[Annotated element entries]
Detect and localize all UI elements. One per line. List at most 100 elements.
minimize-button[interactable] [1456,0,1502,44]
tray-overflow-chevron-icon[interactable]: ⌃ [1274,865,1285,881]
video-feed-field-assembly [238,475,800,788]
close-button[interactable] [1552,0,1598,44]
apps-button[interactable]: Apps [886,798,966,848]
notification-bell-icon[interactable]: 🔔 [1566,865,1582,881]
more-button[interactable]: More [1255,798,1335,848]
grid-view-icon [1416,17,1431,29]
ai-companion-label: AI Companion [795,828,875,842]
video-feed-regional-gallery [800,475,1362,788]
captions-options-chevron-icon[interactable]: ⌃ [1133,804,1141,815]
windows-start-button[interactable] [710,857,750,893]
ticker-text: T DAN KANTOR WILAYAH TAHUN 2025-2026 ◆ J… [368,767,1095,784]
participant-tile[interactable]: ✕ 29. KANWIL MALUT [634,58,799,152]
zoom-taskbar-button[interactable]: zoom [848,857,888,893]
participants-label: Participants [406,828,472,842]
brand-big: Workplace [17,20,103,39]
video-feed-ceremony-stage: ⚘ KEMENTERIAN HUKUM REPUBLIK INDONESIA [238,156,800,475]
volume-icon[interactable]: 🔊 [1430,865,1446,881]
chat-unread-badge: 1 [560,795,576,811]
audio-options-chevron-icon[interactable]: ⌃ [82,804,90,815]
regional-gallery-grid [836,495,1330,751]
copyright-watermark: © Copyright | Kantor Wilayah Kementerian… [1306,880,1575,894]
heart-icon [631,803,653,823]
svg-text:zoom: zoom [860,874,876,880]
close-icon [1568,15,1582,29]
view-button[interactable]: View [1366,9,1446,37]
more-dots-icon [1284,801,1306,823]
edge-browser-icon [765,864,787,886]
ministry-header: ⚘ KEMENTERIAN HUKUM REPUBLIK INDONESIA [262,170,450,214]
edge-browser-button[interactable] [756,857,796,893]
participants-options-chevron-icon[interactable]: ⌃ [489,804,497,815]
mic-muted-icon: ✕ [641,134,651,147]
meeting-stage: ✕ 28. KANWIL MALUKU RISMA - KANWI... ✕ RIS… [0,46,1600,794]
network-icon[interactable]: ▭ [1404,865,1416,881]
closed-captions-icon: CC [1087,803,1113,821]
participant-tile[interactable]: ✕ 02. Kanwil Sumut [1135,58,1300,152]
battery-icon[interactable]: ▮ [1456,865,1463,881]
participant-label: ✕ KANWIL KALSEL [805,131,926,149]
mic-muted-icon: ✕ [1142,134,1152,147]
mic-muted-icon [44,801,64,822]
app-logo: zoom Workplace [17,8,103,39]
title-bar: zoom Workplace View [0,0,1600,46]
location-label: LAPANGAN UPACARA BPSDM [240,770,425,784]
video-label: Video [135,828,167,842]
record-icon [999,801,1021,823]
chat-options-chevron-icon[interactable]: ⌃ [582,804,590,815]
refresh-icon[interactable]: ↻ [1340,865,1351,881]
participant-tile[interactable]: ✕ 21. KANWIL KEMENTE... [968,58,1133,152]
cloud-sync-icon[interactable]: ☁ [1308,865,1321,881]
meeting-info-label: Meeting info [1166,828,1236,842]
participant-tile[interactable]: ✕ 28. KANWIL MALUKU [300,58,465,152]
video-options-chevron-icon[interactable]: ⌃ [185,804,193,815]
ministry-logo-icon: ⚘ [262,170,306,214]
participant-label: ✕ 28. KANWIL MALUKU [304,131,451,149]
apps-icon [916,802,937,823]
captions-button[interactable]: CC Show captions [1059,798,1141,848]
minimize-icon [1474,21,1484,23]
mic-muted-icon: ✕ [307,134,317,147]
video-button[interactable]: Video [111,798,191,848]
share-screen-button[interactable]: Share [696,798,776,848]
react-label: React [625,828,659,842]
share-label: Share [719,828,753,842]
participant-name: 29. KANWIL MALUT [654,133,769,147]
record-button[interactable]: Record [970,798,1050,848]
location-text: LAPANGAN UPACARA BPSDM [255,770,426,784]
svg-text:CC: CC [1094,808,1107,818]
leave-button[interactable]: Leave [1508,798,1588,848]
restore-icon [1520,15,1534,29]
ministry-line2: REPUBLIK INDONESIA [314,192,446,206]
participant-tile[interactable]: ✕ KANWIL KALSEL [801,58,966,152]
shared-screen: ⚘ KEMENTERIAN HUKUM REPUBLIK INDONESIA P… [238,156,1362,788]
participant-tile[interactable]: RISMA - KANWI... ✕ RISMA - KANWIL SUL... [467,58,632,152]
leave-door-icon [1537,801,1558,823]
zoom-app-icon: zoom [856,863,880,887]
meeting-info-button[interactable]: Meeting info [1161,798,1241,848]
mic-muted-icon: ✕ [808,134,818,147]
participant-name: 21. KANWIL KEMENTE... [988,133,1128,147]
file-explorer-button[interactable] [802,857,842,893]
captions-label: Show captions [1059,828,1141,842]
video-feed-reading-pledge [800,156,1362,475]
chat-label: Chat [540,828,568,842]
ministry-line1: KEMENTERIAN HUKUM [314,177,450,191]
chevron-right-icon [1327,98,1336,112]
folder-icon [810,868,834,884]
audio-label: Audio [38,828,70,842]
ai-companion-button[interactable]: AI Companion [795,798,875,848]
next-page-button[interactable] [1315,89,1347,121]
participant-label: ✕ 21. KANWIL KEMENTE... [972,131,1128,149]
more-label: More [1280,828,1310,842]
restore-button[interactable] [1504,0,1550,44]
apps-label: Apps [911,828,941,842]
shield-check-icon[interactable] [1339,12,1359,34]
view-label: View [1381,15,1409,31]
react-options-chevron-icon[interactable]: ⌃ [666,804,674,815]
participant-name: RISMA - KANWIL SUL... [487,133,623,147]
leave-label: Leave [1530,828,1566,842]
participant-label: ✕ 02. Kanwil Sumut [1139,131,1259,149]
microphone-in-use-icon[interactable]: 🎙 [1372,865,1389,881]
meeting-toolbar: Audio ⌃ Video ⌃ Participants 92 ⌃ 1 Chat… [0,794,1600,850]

**Stated goal:** Change "participant-tile" to "participant-card" in the lines from the start through the line containing "battery-icon[interactable]: ▮ [1456,865,1463,881]", and give those lines again with nothing else altered.

**Written response:**
Detect and localize all UI elements. One per line. List at most 100 elements.
minimize-button[interactable] [1456,0,1502,44]
tray-overflow-chevron-icon[interactable]: ⌃ [1274,865,1285,881]
video-feed-field-assembly [238,475,800,788]
close-button[interactable] [1552,0,1598,44]
apps-button[interactable]: Apps [886,798,966,848]
notification-bell-icon[interactable]: 🔔 [1566,865,1582,881]
more-button[interactable]: More [1255,798,1335,848]
grid-view-icon [1416,17,1431,29]
ai-companion-label: AI Companion [795,828,875,842]
video-feed-regional-gallery [800,475,1362,788]
captions-options-chevron-icon[interactable]: ⌃ [1133,804,1141,815]
windows-start-button[interactable] [710,857,750,893]
ticker-text: T DAN KANTOR WILAYAH TAHUN 2025-2026 ◆ J… [368,767,1095,784]
participant-card[interactable]: ✕ 29. KANWIL MALUT [634,58,799,152]
zoom-taskbar-button[interactable]: zoom [848,857,888,893]
participants-label: Participants [406,828,472,842]
brand-big: Workplace [17,20,103,39]
video-feed-ceremony-stage: ⚘ KEMENTERIAN HUKUM REPUBLIK INDONESIA [238,156,800,475]
volume-icon[interactable]: 🔊 [1430,865,1446,881]
chat-unread-badge: 1 [560,795,576,811]
audio-options-chevron-icon[interactable]: ⌃ [82,804,90,815]
regional-gallery-grid [836,495,1330,751]
copyright-watermark: © Copyright | Kantor Wilayah Kementerian… [1306,880,1575,894]
heart-icon [631,803,653,823]
svg-text:zoom: zoom [860,874,876,880]
close-icon [1568,15,1582,29]
view-button[interactable]: View [1366,9,1446,37]
more-dots-icon [1284,801,1306,823]
edge-browser-icon [765,864,787,886]
ministry-header: ⚘ KEMENTERIAN HUKUM REPUBLIK INDONESIA [262,170,450,214]
edge-browser-button[interactable] [756,857,796,893]
participants-options-chevron-icon[interactable]: ⌃ [489,804,497,815]
mic-muted-icon: ✕ [641,134,651,147]
meeting-stage: ✕ 28. KANWIL MALUKU RISMA - KANWI... ✕ RIS… [0,46,1600,794]
network-icon[interactable]: ▭ [1404,865,1416,881]
closed-captions-icon: CC [1087,803,1113,821]
participant-card[interactable]: ✕ 02. Kanwil Sumut [1135,58,1300,152]
battery-icon[interactable]: ▮ [1456,865,1463,881]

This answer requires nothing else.